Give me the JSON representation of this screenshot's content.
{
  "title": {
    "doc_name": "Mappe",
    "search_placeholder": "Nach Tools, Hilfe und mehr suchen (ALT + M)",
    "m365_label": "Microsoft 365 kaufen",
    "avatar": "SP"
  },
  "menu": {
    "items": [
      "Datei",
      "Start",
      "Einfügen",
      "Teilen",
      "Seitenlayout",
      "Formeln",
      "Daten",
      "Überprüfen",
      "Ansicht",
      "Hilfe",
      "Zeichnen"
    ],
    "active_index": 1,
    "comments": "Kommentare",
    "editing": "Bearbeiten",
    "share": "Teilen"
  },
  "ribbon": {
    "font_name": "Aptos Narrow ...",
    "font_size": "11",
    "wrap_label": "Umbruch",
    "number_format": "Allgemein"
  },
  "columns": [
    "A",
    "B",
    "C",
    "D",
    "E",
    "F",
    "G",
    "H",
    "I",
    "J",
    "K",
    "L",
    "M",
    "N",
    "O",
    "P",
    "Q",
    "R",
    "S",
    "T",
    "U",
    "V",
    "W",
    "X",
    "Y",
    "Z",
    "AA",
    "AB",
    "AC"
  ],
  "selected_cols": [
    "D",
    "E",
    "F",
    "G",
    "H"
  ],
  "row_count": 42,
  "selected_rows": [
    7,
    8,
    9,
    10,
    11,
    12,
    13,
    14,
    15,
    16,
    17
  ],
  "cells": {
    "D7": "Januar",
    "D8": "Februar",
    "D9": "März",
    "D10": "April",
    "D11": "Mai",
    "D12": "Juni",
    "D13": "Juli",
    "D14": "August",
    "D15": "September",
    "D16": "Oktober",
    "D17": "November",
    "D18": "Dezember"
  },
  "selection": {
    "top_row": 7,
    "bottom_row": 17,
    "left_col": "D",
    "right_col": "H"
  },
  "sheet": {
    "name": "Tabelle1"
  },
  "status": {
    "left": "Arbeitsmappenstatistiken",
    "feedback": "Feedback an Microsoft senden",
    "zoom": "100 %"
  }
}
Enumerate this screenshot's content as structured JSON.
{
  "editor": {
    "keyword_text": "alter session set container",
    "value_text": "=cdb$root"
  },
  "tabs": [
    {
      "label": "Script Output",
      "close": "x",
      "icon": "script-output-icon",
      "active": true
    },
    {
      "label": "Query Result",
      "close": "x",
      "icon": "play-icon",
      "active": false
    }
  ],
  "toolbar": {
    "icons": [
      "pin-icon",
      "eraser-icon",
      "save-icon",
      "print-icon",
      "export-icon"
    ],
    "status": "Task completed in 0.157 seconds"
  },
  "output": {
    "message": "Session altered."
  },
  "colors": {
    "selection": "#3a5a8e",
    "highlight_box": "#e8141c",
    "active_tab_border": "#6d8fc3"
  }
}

» WHAT THE EXERCISE ASKS: Copy every line of the data that holds the string "content".

» FULL ANSWER:
Give me the JSON representation of this screenshot's content.
Enumerate this screenshot's content as structured JSON.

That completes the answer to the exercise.